▸ What the exercise asks
Reproduce each line of the material exactly, minus any picture.

(Figure contents as structured data)
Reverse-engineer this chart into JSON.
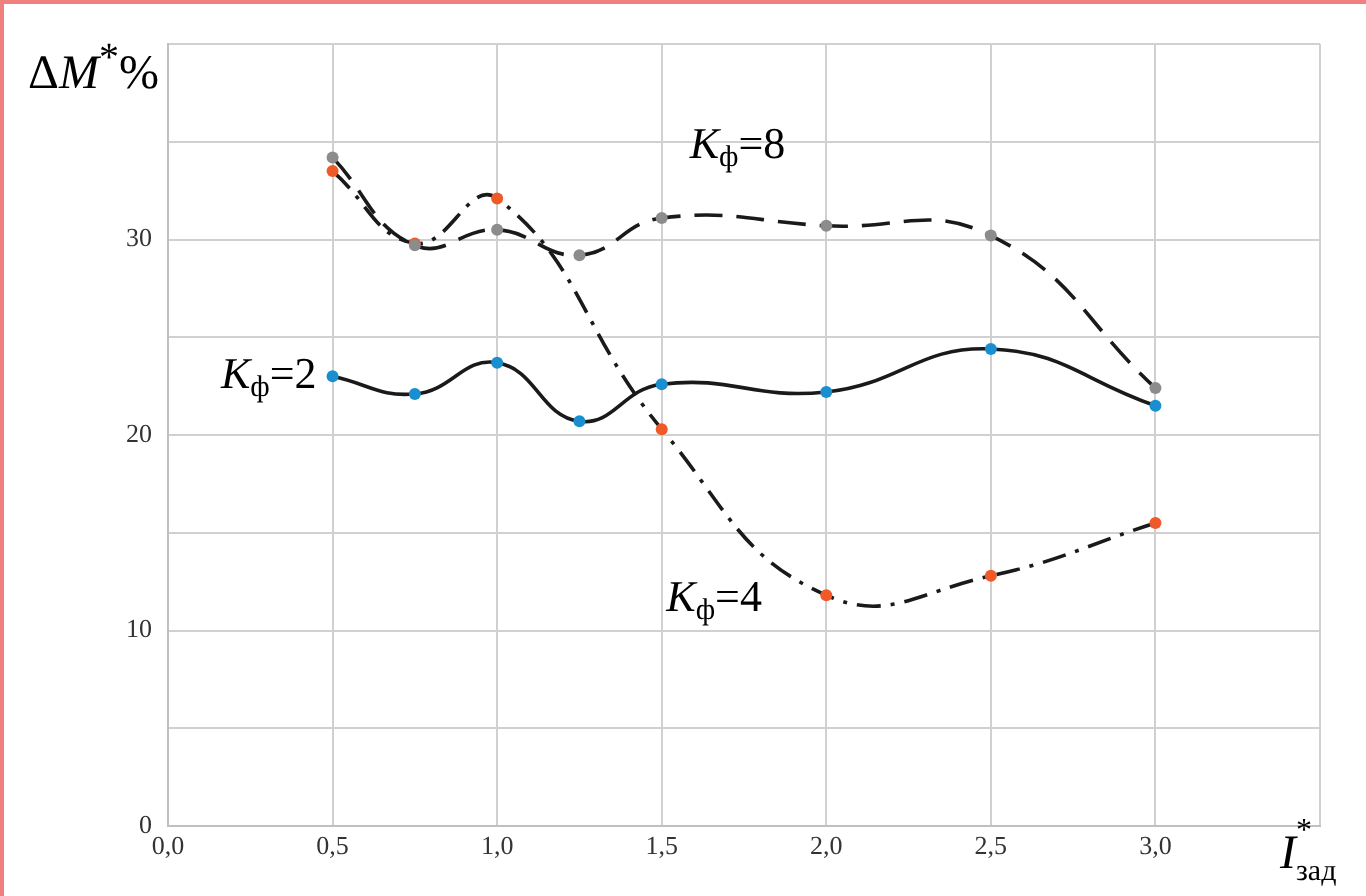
{
  "chart_data": {
    "type": "line",
    "xlabel": "I$^{*}$$_{зад}$",
    "ylabel": "ΔM$^{*}$%",
    "xlim": [
      0,
      3.5
    ],
    "xticks": [
      {
        "value": 0,
        "label": "0,0"
      },
      {
        "value": 0.5,
        "label": "0,5"
      },
      {
        "value": 1,
        "label": "1,0"
      },
      {
        "value": 1.5,
        "label": "1,5"
      },
      {
        "value": 2,
        "label": "2,0"
      },
      {
        "value": 2.5,
        "label": "2,5"
      },
      {
        "value": 3,
        "label": "3,0"
      },
      {
        "value": 3.5,
        "label": null
      }
    ],
    "ylim": [
      0,
      40
    ],
    "yticks": [
      0,
      {
        "value": 5,
        "label": null
      },
      10,
      {
        "value": 15,
        "label": null
      },
      20,
      {
        "value": 25,
        "label": null
      },
      30,
      {
        "value": 35,
        "label": null
      },
      {
        "value": 40,
        "label": null
      }
    ],
    "grid": true,
    "legend": false,
    "marker": "circle",
    "series": [
      {
        "name": "K$_{ф}$=2",
        "color": "#1a8fd0",
        "line_style": "solid",
        "x": [
          0.5,
          0.75,
          1,
          1.25,
          1.5,
          2,
          2.5,
          3
        ],
        "values": [
          23,
          22.1,
          23.7,
          20.7,
          22.6,
          22.2,
          24.4,
          21.5
        ]
      },
      {
        "name": "K$_{ф}$=8",
        "color": "#8c8c8c",
        "line_style": "dashed",
        "x": [
          0.5,
          0.75,
          1,
          1.25,
          1.5,
          2,
          2.5,
          3
        ],
        "values": [
          34.2,
          29.7,
          30.5,
          29.2,
          31.1,
          30.7,
          30.2,
          22.4
        ]
      },
      {
        "name": "K$_{ф}$=4",
        "color": "#f05a28",
        "line_style": "dotted",
        "x": [
          0.5,
          0.75,
          1,
          1.5,
          2,
          2.5,
          3
        ],
        "values": [
          33.5,
          29.8,
          32.1,
          20.3,
          11.8,
          12.8,
          15.5
        ]
      }
    ]
  }
}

▸ Response to the task
Reverse-engineer this chart into JSON.
{
  "chart_data": {
    "type": "line",
    "xlabel": "I$^{*}$$_{зад}$",
    "ylabel": "ΔM$^{*}$%",
    "xlim": [
      0,
      3.5
    ],
    "xticks": [
      {
        "value": 0,
        "label": "0,0"
      },
      {
        "value": 0.5,
        "label": "0,5"
      },
      {
        "value": 1,
        "label": "1,0"
      },
      {
        "value": 1.5,
        "label": "1,5"
      },
      {
        "value": 2,
        "label": "2,0"
      },
      {
        "value": 2.5,
        "label": "2,5"
      },
      {
        "value": 3,
        "label": "3,0"
      },
      {
        "value": 3.5,
        "label": null
      }
    ],
    "ylim": [
      0,
      40
    ],
    "yticks": [
      0,
      {
        "value": 5,
        "label": null
      },
      10,
      {
        "value": 15,
        "label": null
      },
      20,
      {
        "value": 25,
        "label": null
      },
      30,
      {
        "value": 35,
        "label": null
      },
      {
        "value": 40,
        "label": null
      }
    ],
    "grid": true,
    "legend": false,
    "marker": "circle",
    "series": [
      {
        "name": "K$_{ф}$=2",
        "color": "#1a8fd0",
        "line_style": "solid",
        "x": [
          0.5,
          0.75,
          1,
          1.25,
          1.5,
          2,
          2.5,
          3
        ],
        "values": [
          23,
          22.1,
          23.7,
          20.7,
          22.6,
          22.2,
          24.4,
          21.5
        ]
      },
      {
        "name": "K$_{ф}$=8",
        "color": "#8c8c8c",
        "line_style": "dashed",
        "x": [
          0.5,
          0.75,
          1,
          1.25,
          1.5,
          2,
          2.5,
          3
        ],
        "values": [
          34.2,
          29.7,
          30.5,
          29.2,
          31.1,
          30.7,
          30.2,
          22.4
        ]
      },
      {
        "name": "K$_{ф}$=4",
        "color": "#f05a28",
        "line_style": "dotted",
        "x": [
          0.5,
          0.75,
          1,
          1.5,
          2,
          2.5,
          3
        ],
        "values": [
          33.5,
          29.8,
          32.1,
          20.3,
          11.8,
          12.8,
          15.5
        ]
      }
    ]
  }
}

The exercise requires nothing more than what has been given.